Document section:
※
Assignment Descriptions (click the link at the beginning for a more complete description)
#1 - Main - For this assignment you will be writing the main routine for your program. This will be a very simple class that you create that initiates the game itself and it is primarily intended to give you a little experience in writing a simple Java program.
#2 - Screen, some Blocks, and GameSetup classes - In this assignment you will begin to personalize your game. This is where you need to begin thinking of the design for what you want to create. You will modify the GameSetup class so that it uses a few of your classes. In particular, it will begin to use your version of the Screen class. In order for that to work you will have to have some subclasses of the Block class for your screen to be composed of. For this assignment you only need two Block types and the Screen only has to handle those two. For the Block graphics I will provide some code that allows you to do some simple graphics.
#3 - Player - Now you will add your own subclass of the Player class. This will be the single largest class you write. For this assignment you will put in some code so that it can interact with the blocks that you wrote for the last assignment.
#4 - GameEntities and EntityList - Here you will write the subclasses of GameEntity that you need for your game and add an EntityList class that will be a member to your Screen class for keeping track of the entities on each screen. You will have to extend your Player class to handle interacting with these entities. The Entities added at this point can be stationary though having one or two that move would help out for the next assignment.
#5 - PriorityQueue and Moving Entities - For this assignment you will implement your own subclass of PriorityQueue and have your GameSetup use it. At this point you also need at least one moving entity that gets updated every so often and does certain things. Animated entities would also work well here. If you can get multiple moving entities working, that would be good, but you have to have at least one.
#6 - Game Status Panel and Edit Properties Panel - This assignment has you writing some GUI components. One of hte things you will write is the Game Status Panel returned by your player which gets put at the bottom of the window to show things like score, lives left, etc. You will also write code so that at least one of your GameEntities will have a property panel that it can be edited with in the game editor. Since you also have a bit of knowledge about drawing graphics in Java, you can make it so that these panels include some custom graphics that go beyond just putting components into them. You can make custom components (extend JPanel or something similar) that have overridden paint methods that explicitly draw what you want them to see.
#7 - Heap based priority queue and "random" maze generation - For this assignment you will write a new priority queue that is more efficient than what you had written previously. You will also write a method to randomly generate a "maze" of abritrary size so that you can test out the scaling on this.
#8 - Final touches on the game - In this assignment you will go through and make your game more playable and better looking. When you turn this in you should have something that can actually be played and hopefully it won't hurt too much for someone to do it.
※
Information:

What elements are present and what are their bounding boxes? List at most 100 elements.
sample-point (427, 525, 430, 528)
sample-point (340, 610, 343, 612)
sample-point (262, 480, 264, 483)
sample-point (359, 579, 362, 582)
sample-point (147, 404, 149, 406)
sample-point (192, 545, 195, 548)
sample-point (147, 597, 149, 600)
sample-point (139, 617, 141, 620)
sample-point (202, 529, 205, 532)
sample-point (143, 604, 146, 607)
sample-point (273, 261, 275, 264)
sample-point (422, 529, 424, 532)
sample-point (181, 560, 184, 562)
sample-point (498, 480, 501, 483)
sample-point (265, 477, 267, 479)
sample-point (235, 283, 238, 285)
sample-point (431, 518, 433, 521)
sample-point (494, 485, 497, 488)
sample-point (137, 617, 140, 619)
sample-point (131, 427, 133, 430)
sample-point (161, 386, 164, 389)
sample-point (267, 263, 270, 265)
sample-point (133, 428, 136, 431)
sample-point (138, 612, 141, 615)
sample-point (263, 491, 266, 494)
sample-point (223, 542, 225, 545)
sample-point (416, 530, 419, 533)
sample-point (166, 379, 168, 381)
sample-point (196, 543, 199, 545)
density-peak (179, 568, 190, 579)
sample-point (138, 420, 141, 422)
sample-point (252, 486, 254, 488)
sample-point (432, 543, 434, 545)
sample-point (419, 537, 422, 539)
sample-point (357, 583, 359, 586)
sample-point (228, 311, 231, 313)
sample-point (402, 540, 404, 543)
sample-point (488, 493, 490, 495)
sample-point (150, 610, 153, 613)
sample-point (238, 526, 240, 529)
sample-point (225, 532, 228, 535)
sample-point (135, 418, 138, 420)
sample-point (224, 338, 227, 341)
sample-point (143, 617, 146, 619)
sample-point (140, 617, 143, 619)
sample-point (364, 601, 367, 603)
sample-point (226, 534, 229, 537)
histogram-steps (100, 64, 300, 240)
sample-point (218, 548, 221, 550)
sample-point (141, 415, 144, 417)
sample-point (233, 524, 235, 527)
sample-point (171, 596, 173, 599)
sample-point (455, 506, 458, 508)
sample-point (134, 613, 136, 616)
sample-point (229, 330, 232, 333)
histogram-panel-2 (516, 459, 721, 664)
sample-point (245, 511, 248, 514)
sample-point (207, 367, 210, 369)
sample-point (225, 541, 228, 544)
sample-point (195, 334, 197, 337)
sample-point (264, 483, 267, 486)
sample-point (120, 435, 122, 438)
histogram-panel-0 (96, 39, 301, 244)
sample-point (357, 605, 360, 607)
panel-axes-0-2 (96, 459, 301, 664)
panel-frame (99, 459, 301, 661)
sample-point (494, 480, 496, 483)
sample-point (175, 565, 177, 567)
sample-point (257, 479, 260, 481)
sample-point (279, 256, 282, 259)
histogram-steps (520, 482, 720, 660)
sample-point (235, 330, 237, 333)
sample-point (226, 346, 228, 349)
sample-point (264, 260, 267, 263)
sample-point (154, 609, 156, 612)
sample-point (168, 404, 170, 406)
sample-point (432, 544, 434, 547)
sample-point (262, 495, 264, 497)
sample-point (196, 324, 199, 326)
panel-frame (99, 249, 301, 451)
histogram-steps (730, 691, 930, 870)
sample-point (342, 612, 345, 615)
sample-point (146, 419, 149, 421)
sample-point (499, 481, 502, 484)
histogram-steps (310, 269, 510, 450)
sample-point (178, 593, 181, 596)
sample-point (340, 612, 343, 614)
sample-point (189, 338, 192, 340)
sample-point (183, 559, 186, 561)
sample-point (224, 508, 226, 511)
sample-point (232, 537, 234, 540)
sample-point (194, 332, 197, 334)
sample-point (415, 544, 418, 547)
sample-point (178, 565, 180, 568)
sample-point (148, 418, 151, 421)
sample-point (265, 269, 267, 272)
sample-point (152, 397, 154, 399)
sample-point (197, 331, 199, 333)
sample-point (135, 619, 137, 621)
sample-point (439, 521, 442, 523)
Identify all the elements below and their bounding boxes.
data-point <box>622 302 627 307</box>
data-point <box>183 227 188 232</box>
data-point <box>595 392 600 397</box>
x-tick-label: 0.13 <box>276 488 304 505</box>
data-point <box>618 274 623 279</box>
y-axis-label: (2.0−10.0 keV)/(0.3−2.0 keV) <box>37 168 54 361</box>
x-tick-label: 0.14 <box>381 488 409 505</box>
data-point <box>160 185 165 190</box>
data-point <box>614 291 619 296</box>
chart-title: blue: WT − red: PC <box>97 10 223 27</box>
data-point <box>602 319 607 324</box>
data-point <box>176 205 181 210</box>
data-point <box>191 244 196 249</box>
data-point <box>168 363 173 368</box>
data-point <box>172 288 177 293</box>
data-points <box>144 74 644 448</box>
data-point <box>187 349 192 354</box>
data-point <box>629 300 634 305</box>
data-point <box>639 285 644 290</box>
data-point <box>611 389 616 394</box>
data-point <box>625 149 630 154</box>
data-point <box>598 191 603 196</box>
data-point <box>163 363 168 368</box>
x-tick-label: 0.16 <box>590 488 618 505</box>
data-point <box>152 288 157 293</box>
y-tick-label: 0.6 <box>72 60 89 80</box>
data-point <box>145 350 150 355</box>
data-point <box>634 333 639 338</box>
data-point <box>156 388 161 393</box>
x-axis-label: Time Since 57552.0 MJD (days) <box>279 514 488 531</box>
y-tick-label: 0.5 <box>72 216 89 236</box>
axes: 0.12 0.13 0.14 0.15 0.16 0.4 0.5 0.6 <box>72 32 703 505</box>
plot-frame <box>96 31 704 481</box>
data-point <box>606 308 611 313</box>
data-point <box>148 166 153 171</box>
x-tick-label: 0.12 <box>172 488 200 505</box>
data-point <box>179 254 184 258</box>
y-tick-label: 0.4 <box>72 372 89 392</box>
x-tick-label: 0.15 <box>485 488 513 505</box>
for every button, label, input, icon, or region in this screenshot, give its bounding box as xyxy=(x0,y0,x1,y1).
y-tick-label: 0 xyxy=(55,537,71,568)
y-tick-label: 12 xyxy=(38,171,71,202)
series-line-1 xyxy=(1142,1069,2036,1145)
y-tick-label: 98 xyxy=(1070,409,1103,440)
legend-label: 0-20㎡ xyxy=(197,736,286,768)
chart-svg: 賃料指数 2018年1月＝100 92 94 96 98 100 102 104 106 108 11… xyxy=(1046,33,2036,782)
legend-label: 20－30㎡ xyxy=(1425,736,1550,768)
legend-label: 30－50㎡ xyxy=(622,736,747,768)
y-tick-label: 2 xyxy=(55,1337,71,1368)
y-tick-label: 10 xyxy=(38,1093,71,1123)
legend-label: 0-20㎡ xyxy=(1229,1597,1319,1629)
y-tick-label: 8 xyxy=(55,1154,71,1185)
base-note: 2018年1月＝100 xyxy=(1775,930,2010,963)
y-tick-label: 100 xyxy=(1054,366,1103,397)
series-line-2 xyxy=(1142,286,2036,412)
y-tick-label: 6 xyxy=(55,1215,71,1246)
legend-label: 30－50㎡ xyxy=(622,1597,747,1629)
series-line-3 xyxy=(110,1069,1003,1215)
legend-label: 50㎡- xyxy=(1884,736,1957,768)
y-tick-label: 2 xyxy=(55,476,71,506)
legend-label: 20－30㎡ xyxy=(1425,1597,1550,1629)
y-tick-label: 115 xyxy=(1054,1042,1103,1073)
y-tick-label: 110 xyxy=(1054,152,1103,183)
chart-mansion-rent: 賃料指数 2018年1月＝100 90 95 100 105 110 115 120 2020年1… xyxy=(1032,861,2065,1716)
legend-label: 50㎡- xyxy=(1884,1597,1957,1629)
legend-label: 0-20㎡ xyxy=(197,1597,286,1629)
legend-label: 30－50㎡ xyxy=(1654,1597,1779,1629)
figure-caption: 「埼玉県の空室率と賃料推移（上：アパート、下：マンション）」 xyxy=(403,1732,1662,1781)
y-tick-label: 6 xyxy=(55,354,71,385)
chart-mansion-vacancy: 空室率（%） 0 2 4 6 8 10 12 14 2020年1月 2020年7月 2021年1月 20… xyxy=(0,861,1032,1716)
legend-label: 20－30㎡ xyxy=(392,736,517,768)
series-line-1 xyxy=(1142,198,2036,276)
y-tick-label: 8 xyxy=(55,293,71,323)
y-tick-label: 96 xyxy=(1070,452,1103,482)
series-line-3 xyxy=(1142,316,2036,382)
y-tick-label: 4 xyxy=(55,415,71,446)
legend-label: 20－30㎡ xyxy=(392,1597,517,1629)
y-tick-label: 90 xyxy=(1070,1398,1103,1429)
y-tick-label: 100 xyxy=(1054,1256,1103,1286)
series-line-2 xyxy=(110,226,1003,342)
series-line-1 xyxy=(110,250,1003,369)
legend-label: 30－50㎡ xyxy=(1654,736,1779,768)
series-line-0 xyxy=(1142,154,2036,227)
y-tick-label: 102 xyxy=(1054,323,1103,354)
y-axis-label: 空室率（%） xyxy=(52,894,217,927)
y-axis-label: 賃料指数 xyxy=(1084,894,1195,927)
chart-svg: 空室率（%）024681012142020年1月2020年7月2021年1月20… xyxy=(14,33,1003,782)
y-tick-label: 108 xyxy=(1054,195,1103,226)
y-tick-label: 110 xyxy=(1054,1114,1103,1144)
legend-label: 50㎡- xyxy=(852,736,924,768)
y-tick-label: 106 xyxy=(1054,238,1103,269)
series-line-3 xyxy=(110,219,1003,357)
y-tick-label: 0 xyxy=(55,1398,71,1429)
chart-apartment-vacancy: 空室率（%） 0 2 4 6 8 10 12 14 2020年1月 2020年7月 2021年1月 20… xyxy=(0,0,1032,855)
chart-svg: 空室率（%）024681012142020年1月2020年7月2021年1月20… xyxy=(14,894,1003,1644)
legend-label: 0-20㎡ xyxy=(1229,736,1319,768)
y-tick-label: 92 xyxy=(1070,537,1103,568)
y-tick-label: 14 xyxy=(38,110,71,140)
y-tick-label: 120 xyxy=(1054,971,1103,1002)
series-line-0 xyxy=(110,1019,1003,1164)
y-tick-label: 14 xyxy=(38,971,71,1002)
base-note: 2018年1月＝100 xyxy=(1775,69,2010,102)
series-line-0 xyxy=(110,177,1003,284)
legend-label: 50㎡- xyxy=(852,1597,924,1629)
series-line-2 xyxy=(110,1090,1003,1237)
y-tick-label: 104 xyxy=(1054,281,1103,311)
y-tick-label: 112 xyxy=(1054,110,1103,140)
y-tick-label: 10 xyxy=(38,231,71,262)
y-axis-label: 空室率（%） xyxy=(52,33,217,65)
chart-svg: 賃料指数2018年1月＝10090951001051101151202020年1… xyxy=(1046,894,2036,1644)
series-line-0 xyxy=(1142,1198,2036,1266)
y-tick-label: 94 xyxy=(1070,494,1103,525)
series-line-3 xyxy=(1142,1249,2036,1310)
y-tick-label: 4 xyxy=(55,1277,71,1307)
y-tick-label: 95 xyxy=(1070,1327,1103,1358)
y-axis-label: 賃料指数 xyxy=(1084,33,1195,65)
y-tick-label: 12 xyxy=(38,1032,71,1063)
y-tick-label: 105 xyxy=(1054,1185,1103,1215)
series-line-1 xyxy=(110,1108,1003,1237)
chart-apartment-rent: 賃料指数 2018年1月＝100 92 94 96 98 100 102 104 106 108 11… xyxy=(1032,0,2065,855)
※
Reproduce the assignment descriptions word for word from "#2 - Screen, some" up to and including "the last assignment.". Nothing in the lines is required here.

Finished task:
#2 - Screen, some Blocks, and GameSetup classes - In this assignment you will begin to personalize your game. This is where you need to begin thinking of the design for what you want to create. You will modify the GameSetup class so that it uses a few of your classes. In particular, it will begin to use your version of the Screen class. In order for that to work you will have to have some subclasses of the Block class for your screen to be composed of. For this assignment you only need two Block types and the Screen only has to handle those two. For the Block graphics I will provide some code that allows you to do some simple graphics.
#3 - Player - Now you will add your own subclass of the Player class. This will be the single largest class you write. For this assignment you will put in some code so that it can interact with the blocks that you wrote for the last assignment.